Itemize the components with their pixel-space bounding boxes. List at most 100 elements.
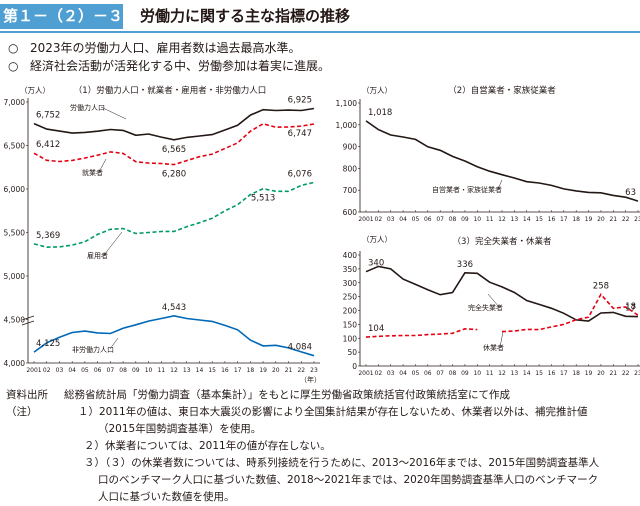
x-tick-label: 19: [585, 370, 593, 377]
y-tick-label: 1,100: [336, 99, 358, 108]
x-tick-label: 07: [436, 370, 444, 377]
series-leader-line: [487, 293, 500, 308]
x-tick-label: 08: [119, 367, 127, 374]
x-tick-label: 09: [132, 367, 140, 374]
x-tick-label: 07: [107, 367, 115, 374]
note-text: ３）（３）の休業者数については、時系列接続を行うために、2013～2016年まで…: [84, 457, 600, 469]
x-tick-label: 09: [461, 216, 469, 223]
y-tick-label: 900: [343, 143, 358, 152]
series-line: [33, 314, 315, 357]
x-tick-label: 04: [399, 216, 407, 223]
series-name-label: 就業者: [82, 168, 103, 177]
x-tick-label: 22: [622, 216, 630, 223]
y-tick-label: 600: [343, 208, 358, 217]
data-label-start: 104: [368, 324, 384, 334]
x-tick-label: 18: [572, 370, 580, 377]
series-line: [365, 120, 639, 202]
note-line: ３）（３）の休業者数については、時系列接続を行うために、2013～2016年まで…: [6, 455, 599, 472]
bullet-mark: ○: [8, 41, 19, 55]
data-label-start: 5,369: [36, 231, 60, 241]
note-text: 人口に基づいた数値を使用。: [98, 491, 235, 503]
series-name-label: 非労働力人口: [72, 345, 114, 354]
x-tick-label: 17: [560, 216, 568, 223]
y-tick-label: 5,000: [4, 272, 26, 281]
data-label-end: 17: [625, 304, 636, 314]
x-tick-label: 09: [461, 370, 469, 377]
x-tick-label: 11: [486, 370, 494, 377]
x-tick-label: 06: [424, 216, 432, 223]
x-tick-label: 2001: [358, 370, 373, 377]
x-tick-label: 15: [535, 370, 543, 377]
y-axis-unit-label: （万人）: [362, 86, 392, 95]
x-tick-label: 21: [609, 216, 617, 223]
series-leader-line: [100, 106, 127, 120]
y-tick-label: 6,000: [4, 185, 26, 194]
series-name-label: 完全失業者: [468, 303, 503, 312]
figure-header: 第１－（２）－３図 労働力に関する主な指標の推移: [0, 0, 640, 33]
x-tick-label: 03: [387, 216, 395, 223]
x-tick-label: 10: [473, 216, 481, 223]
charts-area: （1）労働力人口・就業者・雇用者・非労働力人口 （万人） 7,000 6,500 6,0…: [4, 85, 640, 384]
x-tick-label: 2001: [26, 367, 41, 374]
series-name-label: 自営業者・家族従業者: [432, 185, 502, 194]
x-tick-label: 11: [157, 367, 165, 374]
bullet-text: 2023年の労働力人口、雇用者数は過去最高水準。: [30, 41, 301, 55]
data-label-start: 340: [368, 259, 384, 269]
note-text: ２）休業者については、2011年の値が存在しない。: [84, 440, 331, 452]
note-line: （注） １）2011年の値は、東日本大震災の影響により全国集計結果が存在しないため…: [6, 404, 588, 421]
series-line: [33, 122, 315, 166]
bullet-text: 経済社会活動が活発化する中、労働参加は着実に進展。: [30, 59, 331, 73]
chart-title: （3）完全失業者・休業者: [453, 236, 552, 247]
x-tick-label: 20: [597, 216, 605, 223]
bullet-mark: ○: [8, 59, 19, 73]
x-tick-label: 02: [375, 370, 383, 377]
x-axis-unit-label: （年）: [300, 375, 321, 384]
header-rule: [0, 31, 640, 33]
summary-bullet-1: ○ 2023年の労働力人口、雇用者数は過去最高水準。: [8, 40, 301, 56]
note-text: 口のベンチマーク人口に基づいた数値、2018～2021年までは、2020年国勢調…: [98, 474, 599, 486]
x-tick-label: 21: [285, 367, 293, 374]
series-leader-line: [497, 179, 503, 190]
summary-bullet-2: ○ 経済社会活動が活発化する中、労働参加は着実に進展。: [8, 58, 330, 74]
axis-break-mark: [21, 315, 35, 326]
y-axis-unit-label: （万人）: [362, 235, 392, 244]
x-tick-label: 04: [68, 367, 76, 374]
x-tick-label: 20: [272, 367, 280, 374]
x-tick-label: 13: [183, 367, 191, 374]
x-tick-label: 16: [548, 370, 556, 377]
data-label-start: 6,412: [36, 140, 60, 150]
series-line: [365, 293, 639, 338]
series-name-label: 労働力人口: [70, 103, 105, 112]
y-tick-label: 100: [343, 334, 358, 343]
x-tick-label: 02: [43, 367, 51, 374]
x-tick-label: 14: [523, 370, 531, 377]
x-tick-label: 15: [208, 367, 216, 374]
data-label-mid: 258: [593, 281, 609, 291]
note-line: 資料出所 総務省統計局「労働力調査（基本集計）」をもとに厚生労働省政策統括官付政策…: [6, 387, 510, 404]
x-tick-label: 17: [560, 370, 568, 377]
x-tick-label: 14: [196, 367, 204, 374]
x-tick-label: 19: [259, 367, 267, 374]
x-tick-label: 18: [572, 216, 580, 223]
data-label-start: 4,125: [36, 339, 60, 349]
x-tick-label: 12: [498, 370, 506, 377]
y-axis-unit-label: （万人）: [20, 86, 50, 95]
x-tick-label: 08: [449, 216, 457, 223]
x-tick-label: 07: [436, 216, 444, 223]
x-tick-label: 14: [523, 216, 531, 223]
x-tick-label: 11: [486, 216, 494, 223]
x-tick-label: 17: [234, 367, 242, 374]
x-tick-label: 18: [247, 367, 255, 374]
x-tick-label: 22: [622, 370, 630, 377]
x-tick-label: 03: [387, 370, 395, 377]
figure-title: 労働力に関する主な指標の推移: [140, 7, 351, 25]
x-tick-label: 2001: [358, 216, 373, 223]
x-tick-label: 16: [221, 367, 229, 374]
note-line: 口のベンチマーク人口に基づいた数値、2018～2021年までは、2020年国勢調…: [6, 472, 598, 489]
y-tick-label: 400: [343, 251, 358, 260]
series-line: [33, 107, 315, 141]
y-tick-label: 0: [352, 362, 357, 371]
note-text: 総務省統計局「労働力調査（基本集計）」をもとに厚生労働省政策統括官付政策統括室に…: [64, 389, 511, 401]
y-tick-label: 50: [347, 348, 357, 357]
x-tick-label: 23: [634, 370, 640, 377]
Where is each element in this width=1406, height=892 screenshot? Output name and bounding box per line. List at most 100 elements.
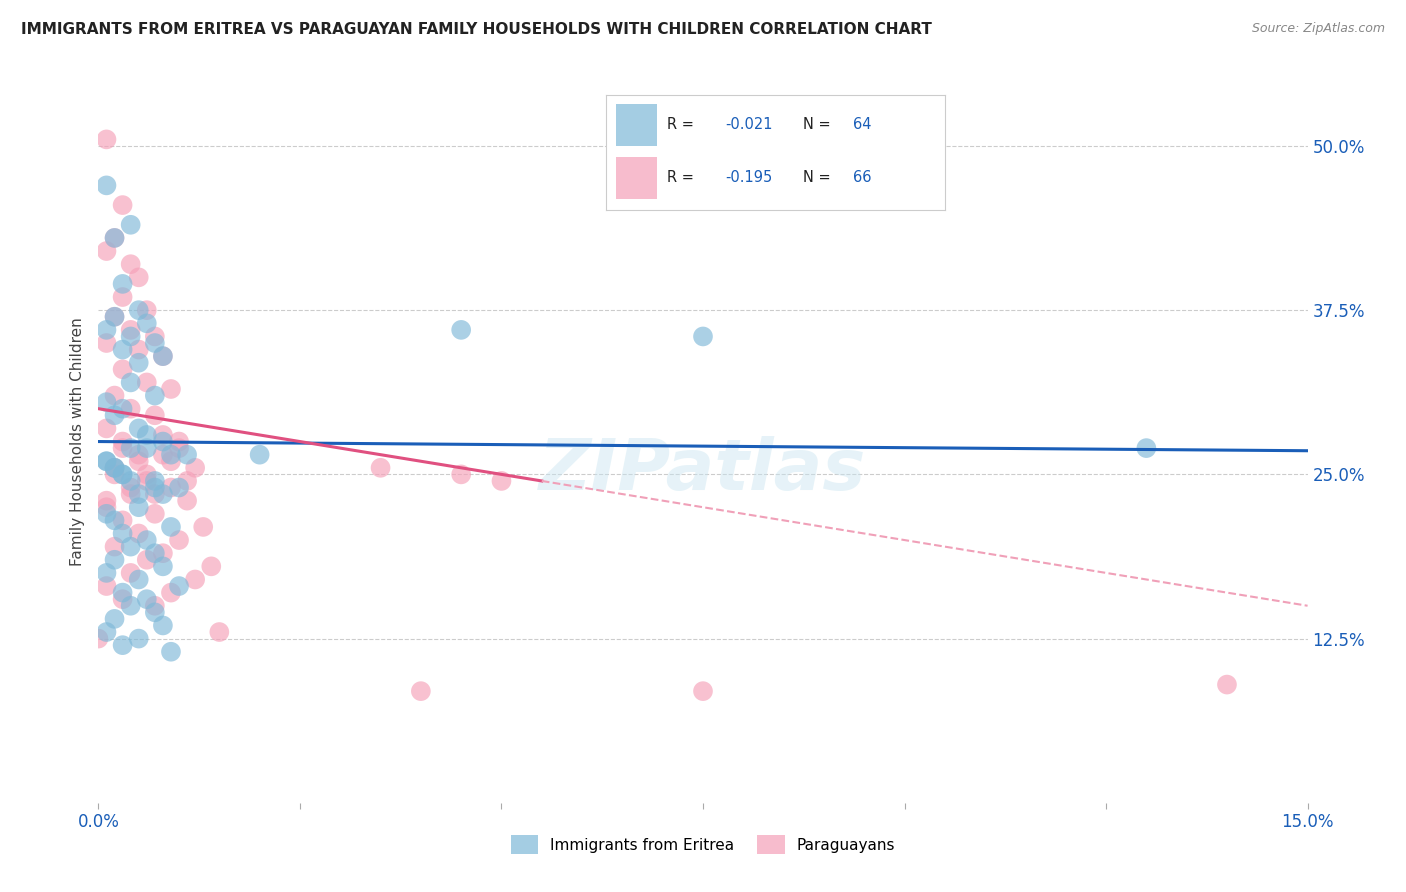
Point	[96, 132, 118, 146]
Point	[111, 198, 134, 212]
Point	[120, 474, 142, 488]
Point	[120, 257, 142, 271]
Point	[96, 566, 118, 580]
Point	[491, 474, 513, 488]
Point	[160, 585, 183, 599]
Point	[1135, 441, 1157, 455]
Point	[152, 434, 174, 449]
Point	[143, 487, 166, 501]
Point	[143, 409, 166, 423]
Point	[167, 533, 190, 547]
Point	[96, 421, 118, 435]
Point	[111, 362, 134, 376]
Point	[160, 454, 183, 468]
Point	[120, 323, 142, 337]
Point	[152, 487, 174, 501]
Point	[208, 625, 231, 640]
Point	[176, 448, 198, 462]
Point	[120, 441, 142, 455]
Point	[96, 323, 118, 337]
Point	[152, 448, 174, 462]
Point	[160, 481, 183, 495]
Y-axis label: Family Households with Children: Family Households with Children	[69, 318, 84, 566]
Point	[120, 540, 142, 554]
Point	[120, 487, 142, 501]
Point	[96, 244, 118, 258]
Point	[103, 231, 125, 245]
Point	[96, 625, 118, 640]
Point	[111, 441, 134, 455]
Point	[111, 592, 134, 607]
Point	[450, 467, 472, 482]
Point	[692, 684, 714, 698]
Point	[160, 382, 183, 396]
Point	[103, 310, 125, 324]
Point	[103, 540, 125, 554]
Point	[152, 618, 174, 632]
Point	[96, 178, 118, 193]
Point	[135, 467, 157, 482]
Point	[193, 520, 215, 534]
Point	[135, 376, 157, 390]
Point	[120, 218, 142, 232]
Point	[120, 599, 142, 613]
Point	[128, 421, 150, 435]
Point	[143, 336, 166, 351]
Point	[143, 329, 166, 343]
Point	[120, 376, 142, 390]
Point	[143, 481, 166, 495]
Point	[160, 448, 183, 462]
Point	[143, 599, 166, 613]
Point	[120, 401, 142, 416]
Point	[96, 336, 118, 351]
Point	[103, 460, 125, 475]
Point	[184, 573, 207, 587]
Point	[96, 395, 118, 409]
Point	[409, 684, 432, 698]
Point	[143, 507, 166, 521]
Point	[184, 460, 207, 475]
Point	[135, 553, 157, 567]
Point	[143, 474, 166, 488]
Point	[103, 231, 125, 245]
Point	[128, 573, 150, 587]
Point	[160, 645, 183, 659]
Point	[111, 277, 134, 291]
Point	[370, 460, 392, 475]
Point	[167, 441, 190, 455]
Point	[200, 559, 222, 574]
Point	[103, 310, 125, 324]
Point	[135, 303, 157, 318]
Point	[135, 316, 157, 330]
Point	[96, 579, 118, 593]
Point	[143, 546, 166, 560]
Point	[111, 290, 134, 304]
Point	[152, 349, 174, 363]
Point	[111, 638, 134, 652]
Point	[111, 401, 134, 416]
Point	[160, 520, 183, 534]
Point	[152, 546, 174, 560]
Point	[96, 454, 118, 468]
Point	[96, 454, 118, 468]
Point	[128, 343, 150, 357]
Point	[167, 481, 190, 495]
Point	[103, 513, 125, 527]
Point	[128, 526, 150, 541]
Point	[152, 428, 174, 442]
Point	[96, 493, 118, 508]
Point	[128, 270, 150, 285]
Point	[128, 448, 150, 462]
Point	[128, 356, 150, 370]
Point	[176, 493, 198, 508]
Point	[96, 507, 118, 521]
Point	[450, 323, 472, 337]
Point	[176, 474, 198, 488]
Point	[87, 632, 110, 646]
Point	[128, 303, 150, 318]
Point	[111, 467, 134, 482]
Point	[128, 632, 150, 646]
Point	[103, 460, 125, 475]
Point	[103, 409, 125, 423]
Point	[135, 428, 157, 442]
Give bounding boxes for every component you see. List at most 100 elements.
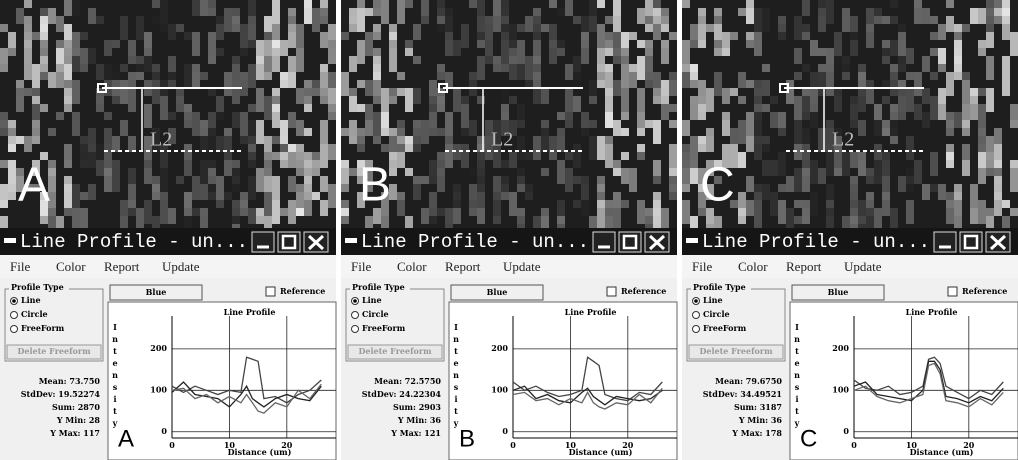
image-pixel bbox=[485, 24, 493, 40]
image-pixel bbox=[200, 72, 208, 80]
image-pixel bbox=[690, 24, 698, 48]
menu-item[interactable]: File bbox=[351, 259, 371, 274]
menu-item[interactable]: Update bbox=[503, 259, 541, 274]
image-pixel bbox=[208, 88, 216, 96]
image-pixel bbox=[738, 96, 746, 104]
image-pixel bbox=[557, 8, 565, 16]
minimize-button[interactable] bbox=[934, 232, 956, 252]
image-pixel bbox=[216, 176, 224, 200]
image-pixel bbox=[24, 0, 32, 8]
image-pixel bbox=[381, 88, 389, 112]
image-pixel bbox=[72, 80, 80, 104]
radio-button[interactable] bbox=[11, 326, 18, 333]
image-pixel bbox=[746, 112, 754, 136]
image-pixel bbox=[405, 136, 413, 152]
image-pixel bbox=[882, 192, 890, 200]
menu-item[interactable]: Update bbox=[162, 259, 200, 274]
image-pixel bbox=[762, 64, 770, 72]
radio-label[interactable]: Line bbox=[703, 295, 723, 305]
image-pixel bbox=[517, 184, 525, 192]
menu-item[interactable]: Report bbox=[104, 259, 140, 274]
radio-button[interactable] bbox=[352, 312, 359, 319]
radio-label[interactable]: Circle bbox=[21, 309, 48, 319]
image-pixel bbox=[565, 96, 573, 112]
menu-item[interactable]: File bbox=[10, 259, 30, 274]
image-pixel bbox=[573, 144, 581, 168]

+ + + +

**WHAT NEEDS TO BE DONE**:
Copy the lines of the records from the line containing "x-tick-label: 19: [585, 370, 593, 377]" to the line containing "x-tick-label: 09: [461, 216, 469, 223]", both included.

**ANSWER FOR THE TASK**:
x-tick-label: 19: [585, 370, 593, 377]
y-tick-label: 1,100: [336, 99, 358, 108]
x-tick-label: 07: [436, 370, 444, 377]
series-leader-line: [487, 293, 500, 308]
x-tick-label: 08: [119, 367, 127, 374]
x-tick-label: 09: [132, 367, 140, 374]
x-tick-label: 07: [107, 367, 115, 374]
note-text: ３）（３）の休業者数については、時系列接続を行うために、2013～2016年まで…: [84, 457, 600, 469]
x-tick-label: 09: [461, 216, 469, 223]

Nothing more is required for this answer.